[Start RECORDED DATA]

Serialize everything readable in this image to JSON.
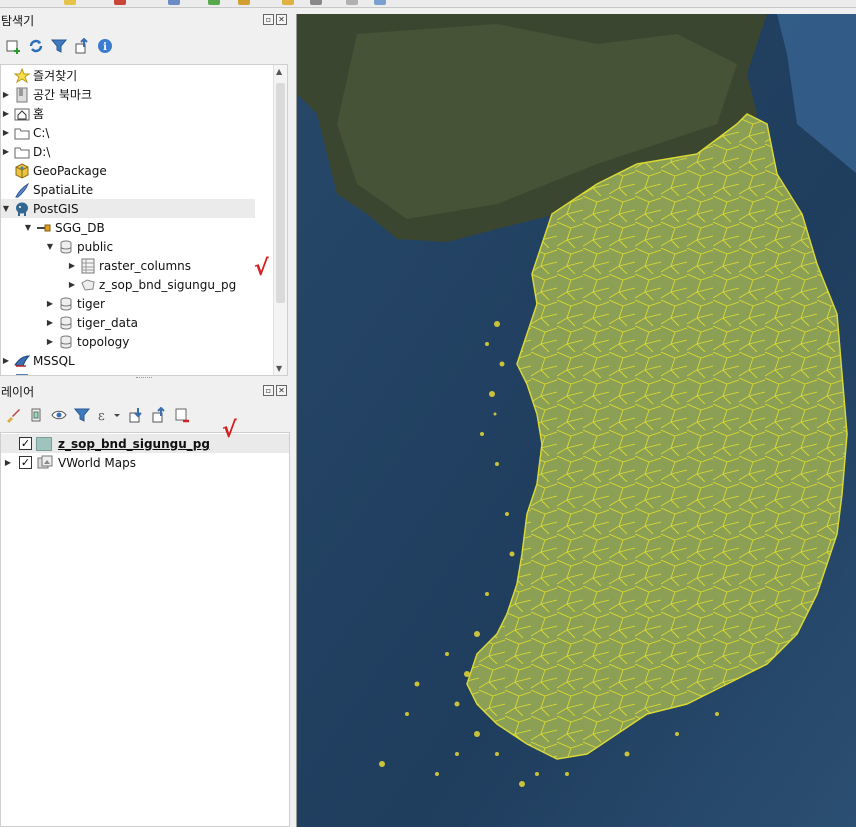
{
  "browser": {
    "title": "탐색기",
    "items": [
      {
        "label": "즐겨찾기",
        "icon": "star-icon"
      },
      {
        "label": "공간 북마크",
        "icon": "bookmark-icon"
      },
      {
        "label": "홈",
        "icon": "home-folder-icon"
      },
      {
        "label": "C:\\",
        "icon": "folder-icon"
      },
      {
        "label": "D:\\",
        "icon": "folder-icon"
      },
      {
        "label": "GeoPackage",
        "icon": "geopackage-icon"
      },
      {
        "label": "SpatiaLite",
        "icon": "spatialite-icon"
      },
      {
        "label": "PostGIS",
        "icon": "postgis-elephant-icon"
      },
      {
        "label": "SGG_DB",
        "icon": "connection-icon"
      },
      {
        "label": "public",
        "icon": "schema-icon"
      },
      {
        "label": "raster_columns",
        "icon": "table-icon"
      },
      {
        "label": "z_sop_bnd_sigungu_pg",
        "icon": "polygon-layer-icon"
      },
      {
        "label": "tiger",
        "icon": "schema-icon"
      },
      {
        "label": "tiger_data",
        "icon": "schema-icon"
      },
      {
        "label": "topology",
        "icon": "schema-icon"
      },
      {
        "label": "MSSQL",
        "icon": "mssql-icon"
      }
    ]
  },
  "layers": {
    "title": "레이어",
    "items": [
      {
        "label": "z_sop_bnd_sigungu_pg",
        "checked": true,
        "swatch_color": "#9fc4c0"
      },
      {
        "label": "VWorld Maps",
        "checked": true
      }
    ]
  },
  "annotation": {
    "mark": "√"
  },
  "colors": {
    "boundary": "#e3de2e",
    "sea": "#22456a",
    "annotation": "#d81e1e"
  }
}
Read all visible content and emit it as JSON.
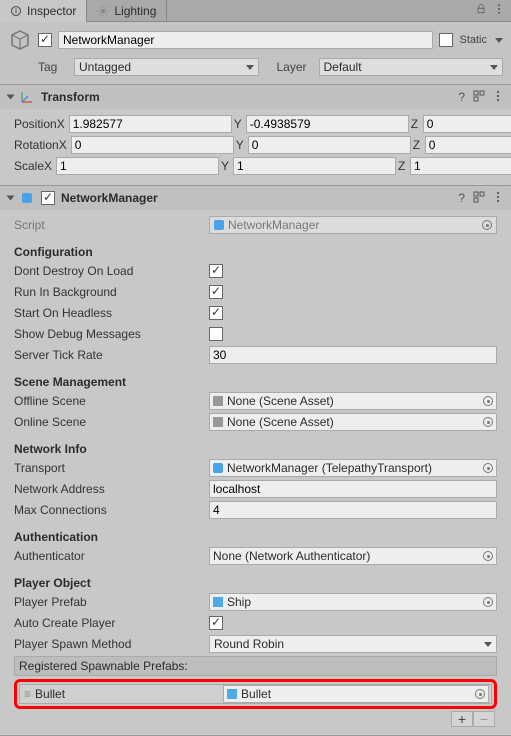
{
  "tabs": {
    "inspector": "Inspector",
    "lighting": "Lighting"
  },
  "header": {
    "name": "NetworkManager",
    "static_label": "Static",
    "tag_label": "Tag",
    "tag_value": "Untagged",
    "layer_label": "Layer",
    "layer_value": "Default"
  },
  "transform": {
    "title": "Transform",
    "position_label": "Position",
    "rotation_label": "Rotation",
    "scale_label": "Scale",
    "pos": {
      "x": "1.982577",
      "y": "-0.4938579",
      "z": "0"
    },
    "rot": {
      "x": "0",
      "y": "0",
      "z": "0"
    },
    "scale": {
      "x": "1",
      "y": "1",
      "z": "1"
    },
    "axis": {
      "x": "X",
      "y": "Y",
      "z": "Z"
    }
  },
  "nm": {
    "title": "NetworkManager",
    "script_label": "Script",
    "script_value": "NetworkManager",
    "config_head": "Configuration",
    "dont_destroy": "Dont Destroy On Load",
    "run_bg": "Run In Background",
    "start_headless": "Start On Headless",
    "show_debug": "Show Debug Messages",
    "tick_label": "Server Tick Rate",
    "tick_value": "30",
    "scene_head": "Scene Management",
    "offline_label": "Offline Scene",
    "online_label": "Online Scene",
    "none_scene": "None (Scene Asset)",
    "net_head": "Network Info",
    "transport_label": "Transport",
    "transport_value": "NetworkManager (TelepathyTransport)",
    "address_label": "Network Address",
    "address_value": "localhost",
    "maxconn_label": "Max Connections",
    "maxconn_value": "4",
    "auth_head": "Authentication",
    "authenticator_label": "Authenticator",
    "authenticator_value": "None (Network Authenticator)",
    "player_head": "Player Object",
    "player_prefab_label": "Player Prefab",
    "player_prefab_value": "Ship",
    "autocreate_label": "Auto Create Player",
    "spawn_method_label": "Player Spawn Method",
    "spawn_method_value": "Round Robin",
    "reg_prefabs_label": "Registered Spawnable Prefabs:",
    "bullet_label": "Bullet",
    "bullet_value": "Bullet",
    "plus": "+",
    "minus": "−"
  }
}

[End RECORDED DATA]

Exclude the pictures, and transcribe all of the material exactly.

* **FINISHED EXERCISE**:
Serialize everything readable in this image to JSON.
{
  "browser": {
    "title": "탐색기",
    "items": [
      {
        "label": "즐겨찾기",
        "icon": "star-icon"
      },
      {
        "label": "공간 북마크",
        "icon": "bookmark-icon"
      },
      {
        "label": "홈",
        "icon": "home-folder-icon"
      },
      {
        "label": "C:\\",
        "icon": "folder-icon"
      },
      {
        "label": "D:\\",
        "icon": "folder-icon"
      },
      {
        "label": "GeoPackage",
        "icon": "geopackage-icon"
      },
      {
        "label": "SpatiaLite",
        "icon": "spatialite-icon"
      },
      {
        "label": "PostGIS",
        "icon": "postgis-elephant-icon"
      },
      {
        "label": "SGG_DB",
        "icon": "connection-icon"
      },
      {
        "label": "public",
        "icon": "schema-icon"
      },
      {
        "label": "raster_columns",
        "icon": "table-icon"
      },
      {
        "label": "z_sop_bnd_sigungu_pg",
        "icon": "polygon-layer-icon"
      },
      {
        "label": "tiger",
        "icon": "schema-icon"
      },
      {
        "label": "tiger_data",
        "icon": "schema-icon"
      },
      {
        "label": "topology",
        "icon": "schema-icon"
      },
      {
        "label": "MSSQL",
        "icon": "mssql-icon"
      }
    ]
  },
  "layers": {
    "title": "레이어",
    "items": [
      {
        "label": "z_sop_bnd_sigungu_pg",
        "checked": true,
        "swatch_color": "#9fc4c0"
      },
      {
        "label": "VWorld Maps",
        "checked": true
      }
    ]
  },
  "annotation": {
    "mark": "√"
  },
  "colors": {
    "boundary": "#e3de2e",
    "sea": "#22456a",
    "annotation": "#d81e1e"
  }
}
Read all visible content and emit it as JSON.
{
  "tabs": {
    "inspector": "Inspector",
    "lighting": "Lighting"
  },
  "header": {
    "name": "NetworkManager",
    "static_label": "Static",
    "tag_label": "Tag",
    "tag_value": "Untagged",
    "layer_label": "Layer",
    "layer_value": "Default"
  },
  "transform": {
    "title": "Transform",
    "position_label": "Position",
    "rotation_label": "Rotation",
    "scale_label": "Scale",
    "pos": {
      "x": "1.982577",
      "y": "-0.4938579",
      "z": "0"
    },
    "rot": {
      "x": "0",
      "y": "0",
      "z": "0"
    },
    "scale": {
      "x": "1",
      "y": "1",
      "z": "1"
    },
    "axis": {
      "x": "X",
      "y": "Y",
      "z": "Z"
    }
  },
  "nm": {
    "title": "NetworkManager",
    "script_label": "Script",
    "script_value": "NetworkManager",
    "config_head": "Configuration",
    "dont_destroy": "Dont Destroy On Load",
    "run_bg": "Run In Background",
    "start_headless": "Start On Headless",
    "show_debug": "Show Debug Messages",
    "tick_label": "Server Tick Rate",
    "tick_value": "30",
    "scene_head": "Scene Management",
    "offline_label": "Offline Scene",
    "online_label": "Online Scene",
    "none_scene": "None (Scene Asset)",
    "net_head": "Network Info",
    "transport_label": "Transport",
    "transport_value": "NetworkManager (TelepathyTransport)",
    "address_label": "Network Address",
    "address_value": "localhost",
    "maxconn_label": "Max Connections",
    "maxconn_value": "4",
    "auth_head": "Authentication",
    "authenticator_label": "Authenticator",
    "authenticator_value": "None (Network Authenticator)",
    "player_head": "Player Object",
    "player_prefab_label": "Player Prefab",
    "player_prefab_value": "Ship",
    "autocreate_label": "Auto Create Player",
    "spawn_method_label": "Player Spawn Method",
    "spawn_method_value": "Round Robin",
    "reg_prefabs_label": "Registered Spawnable Prefabs:",
    "bullet_label": "Bullet",
    "bullet_value": "Bullet",
    "plus": "+",
    "minus": "−"
  }
}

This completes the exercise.